--- START OF Raw records ---

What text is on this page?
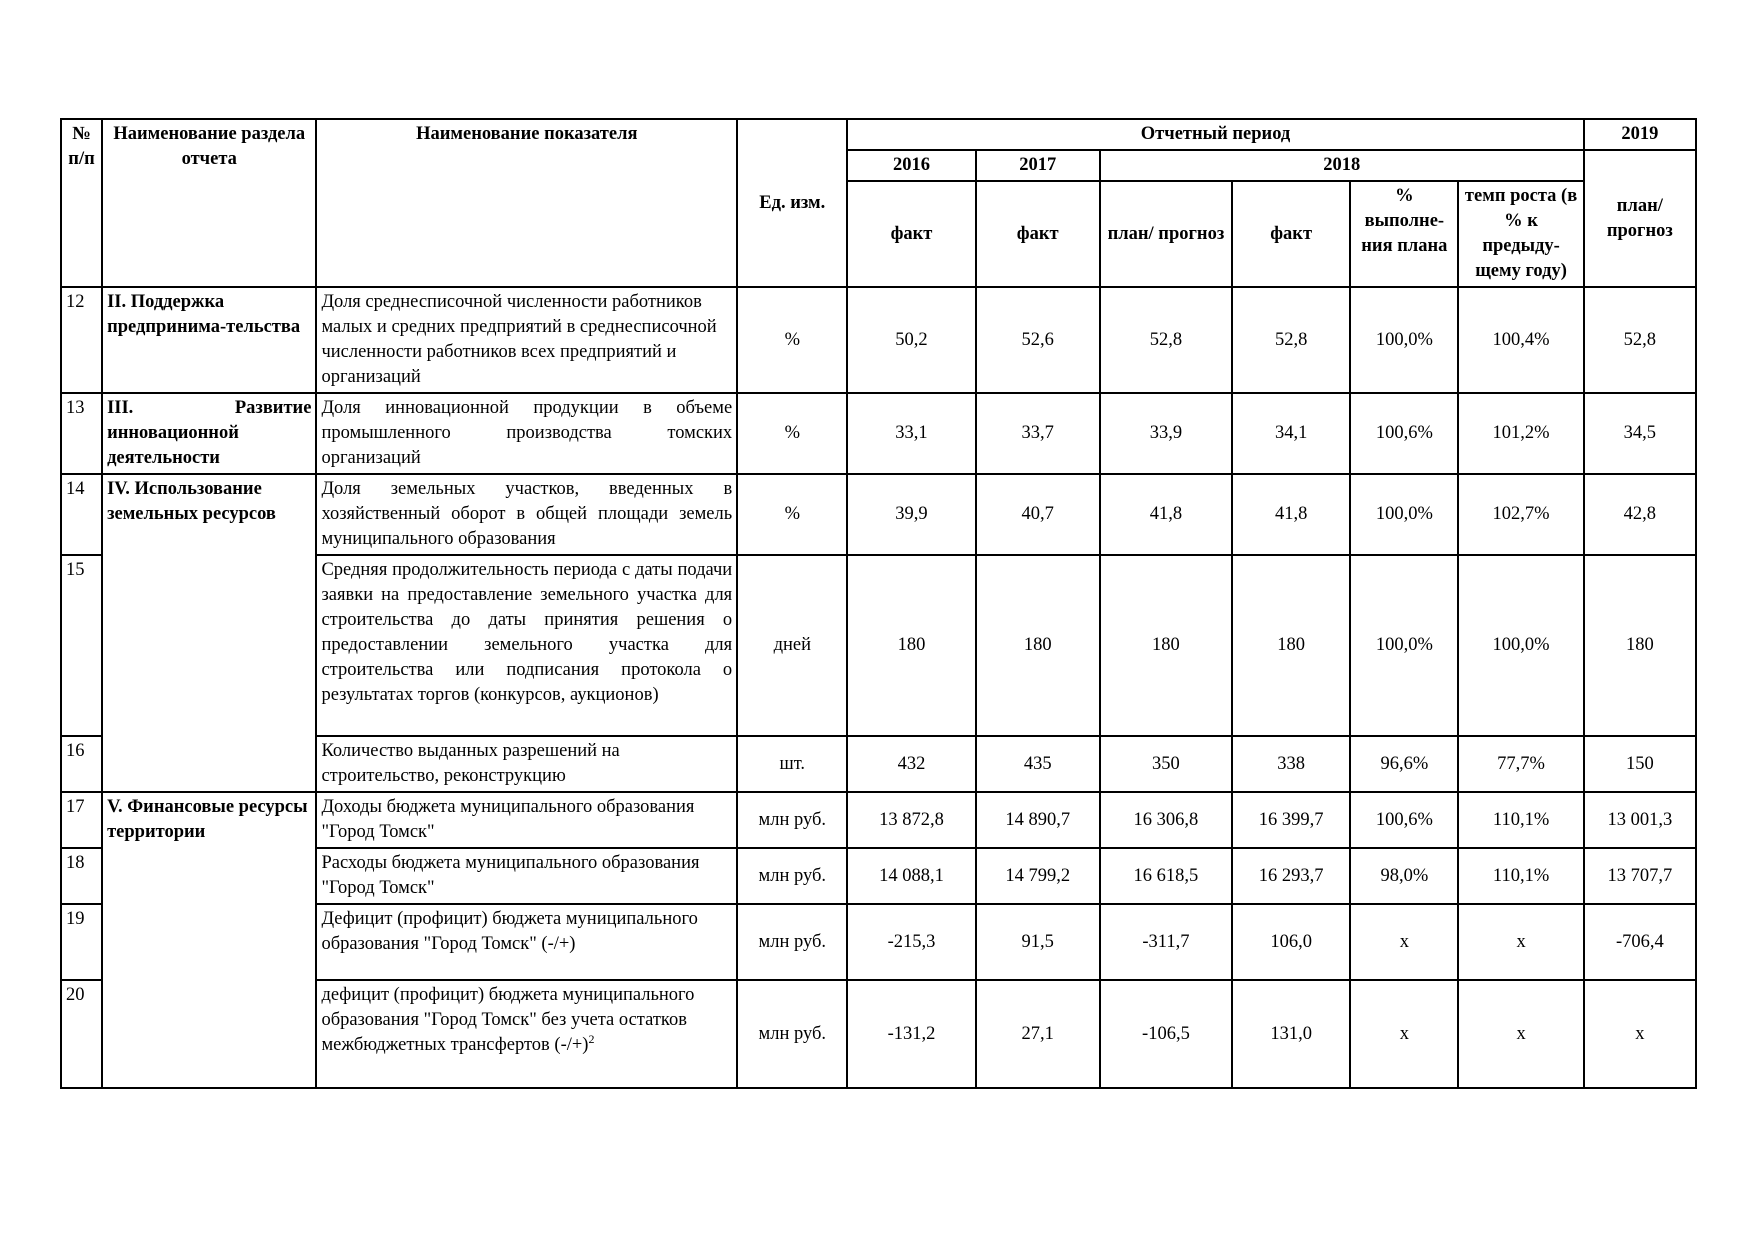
№ п/п	Наименование раздела отчета	Наименование показателя	Ед. изм.	Отчетный период						2019
				2016	2017	2018				план/ прогноз
				факт	факт	план/ прогноз	факт	% выполне-ния плана	темп роста (в % к предыду-щему году)	
12	II. Поддержка предпринима-тельства	Доля среднесписочной численности работников малых и средних предприятий в среднесписочной численности работников всех предприятий и организаций	%	50,2	52,6	52,8	52,8	100,0%	100,4%	52,8
13	III. Развитие инновационной деятельности	Доля инновационной продукции в объеме промышленного производства томских организаций	%	33,1	33,7	33,9	34,1	100,6%	101,2%	34,5
14	IV. Использование земельных ресурсов	Доля земельных участков, введенных в хозяйственный оборот в общей площади земель муниципального образования	%	39,9	40,7	41,8	41,8	100,0%	102,7%	42,8
15		Средняя продолжительность периода с даты подачи заявки на предоставление земельного участка для строительства до даты принятия решения о предоставлении земельного участка для строительства или подписания протокола о результатах торгов (конкурсов, аукционов)	дней	180	180	180	180	100,0%	100,0%	180
16		Количество выданных разрешений на строительство, реконструкцию	шт.	432	435	350	338	96,6%	77,7%	150
17	V. Финансовые ресурсы территории	Доходы бюджета муниципального образования "Город Томск"	млн руб.	13 872,8	14 890,7	16 306,8	16 399,7	100,6%	110,1%	13 001,3
18		Расходы бюджета муниципального образования "Город Томск"	млн руб.	14 088,1	14 799,2	16 618,5	16 293,7	98,0%	110,1%	13 707,7
19		Дефицит (профицит) бюджета муниципального образования "Город Томск" (-/+)	млн руб.	-215,3	91,5	-311,7	106,0	х	х	-706,4
20		дефицит (профицит) бюджета муниципального образования "Город Томск" без учета остатков межбюджетных трансфертов $(-/+)^2$	млн руб.	-131,2	27,1	-106,5	131,0	х	х	х
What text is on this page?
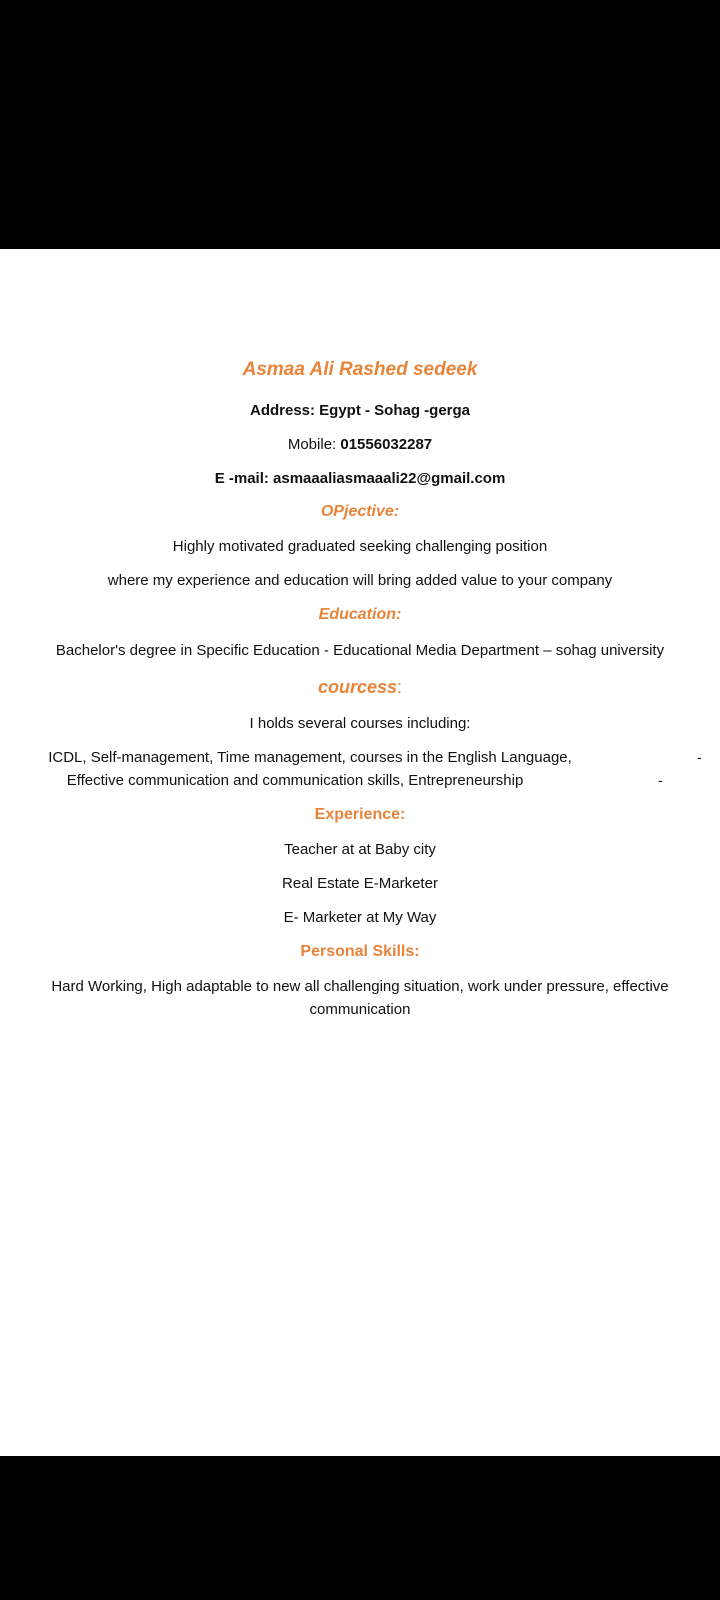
Asmaa Ali Rashed sedeek
Address: Egypt - Sohag -gerga
Mobile: 01556032287
E -mail: asmaaaliasmaaali22@gmail.com
OPjective:
Highly motivated graduated seeking challenging position
where my experience and education will bring added value to your company
Education:
Bachelor's degree in Specific Education - Educational Media Department – sohag university
courcess:
I holds several courses including:
ICDL, Self-management, Time management, courses in the English Language,	-
Effective communication and communication skills, Entrepreneurship	-
Experience:
Teacher at at Baby city
Real Estate E-Marketer
E- Marketer at My Way
Personal Skills:
Hard Working, High adaptable to new all challenging situation, work under pressure, effective
communication
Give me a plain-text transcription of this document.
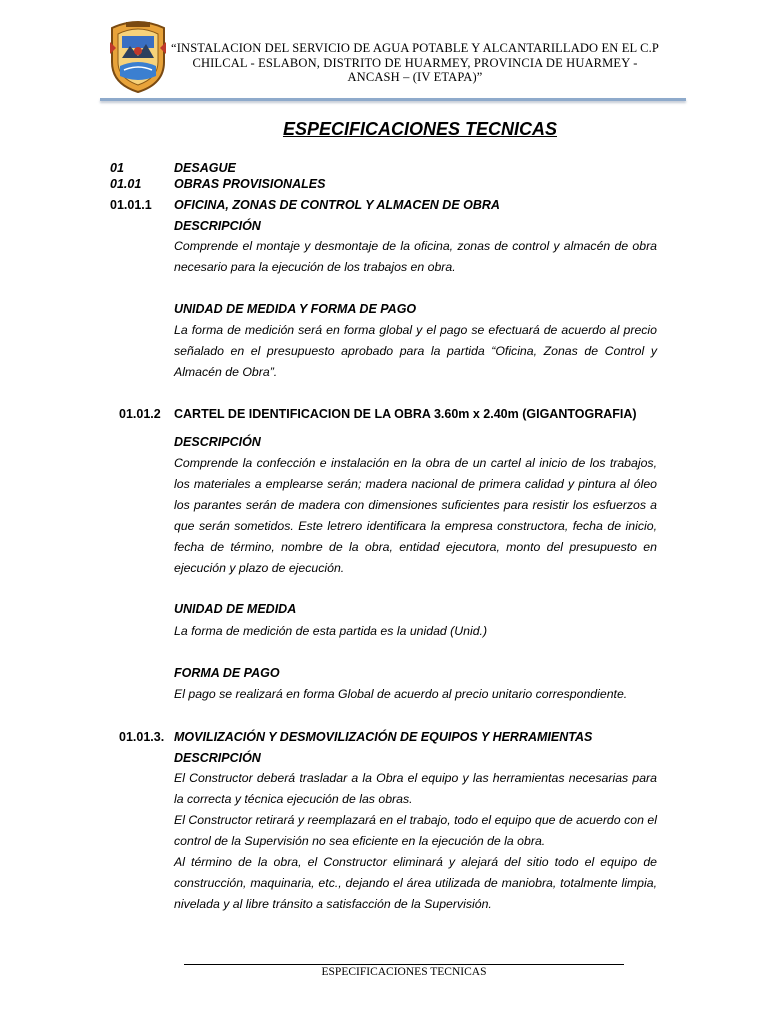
“INSTALACION DEL SERVICIO DE AGUA POTABLE Y ALCANTARILLADO EN EL C.P CHILCAL - ESLABON, DISTRITO DE HUARMEY, PROVINCIA DE HUARMEY - ANCASH – (IV ETAPA)”
ESPECIFICACIONES TECNICAS
01	DESAGUE
01.01	OBRAS PROVISIONALES
01.01.1 OFICINA, ZONAS DE CONTROL Y ALMACEN DE OBRA
DESCRIPCIÓN

Comprende el montaje y desmontaje de la oficina, zonas de control y almacén de obra necesario para la ejecución de los trabajos en obra.

UNIDAD DE MEDIDA Y FORMA DE PAGO

La forma de medición será en forma global y el pago se efectuará de acuerdo al precio señalado en el presupuesto aprobado para la partida “Oficina, Zonas de Control y Almacén de Obra”.

01.01.2 CARTEL DE IDENTIFICACION DE LA OBRA 3.60m x 2.40m (GIGANTOGRAFIA)
DESCRIPCIÓN

Comprende la confección e instalación en la obra de un cartel al inicio de los trabajos, los materiales a emplearse serán; madera nacional de primera calidad y pintura al óleo los parantes serán de madera con dimensiones suficientes para resistir los esfuerzos a que serán sometidos. Este letrero identificara la empresa constructora, fecha de inicio, fecha de término, nombre de la obra, entidad ejecutora, monto del presupuesto en ejecución y plazo de ejecución.

UNIDAD DE MEDIDA

La forma de medición de esta partida es la unidad (Unid.)

FORMA DE PAGO

El pago se realizará en forma Global de acuerdo al precio unitario correspondiente.

01.01.3. MOVILIZACIÓN Y DESMOVILIZACIÓN DE EQUIPOS Y HERRAMIENTAS
DESCRIPCIÓN

El Constructor deberá trasladar a la Obra el equipo y las herramientas necesarias para la correcta y técnica ejecución de las obras.

El Constructor retirará y reemplazará en el trabajo, todo el equipo que de acuerdo con el control de la Supervisión no sea eficiente en la ejecución de la obra.

Al término de la obra, el Constructor eliminará y alejará del sitio todo el equipo de construcción, maquinaria, etc., dejando el área utilizada de maniobra, totalmente limpia, nivelada y al libre tránsito a satisfacción de la Supervisión.

ESPECIFICACIONES TECNICAS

--- END OF Raw records ---

- [Given task]:
From the records above, pull out each line that has "MEDIDA".

- [Written reply]:
UNIDAD DE MEDIDA Y FORMA DE PAGO
UNIDAD DE MEDIDA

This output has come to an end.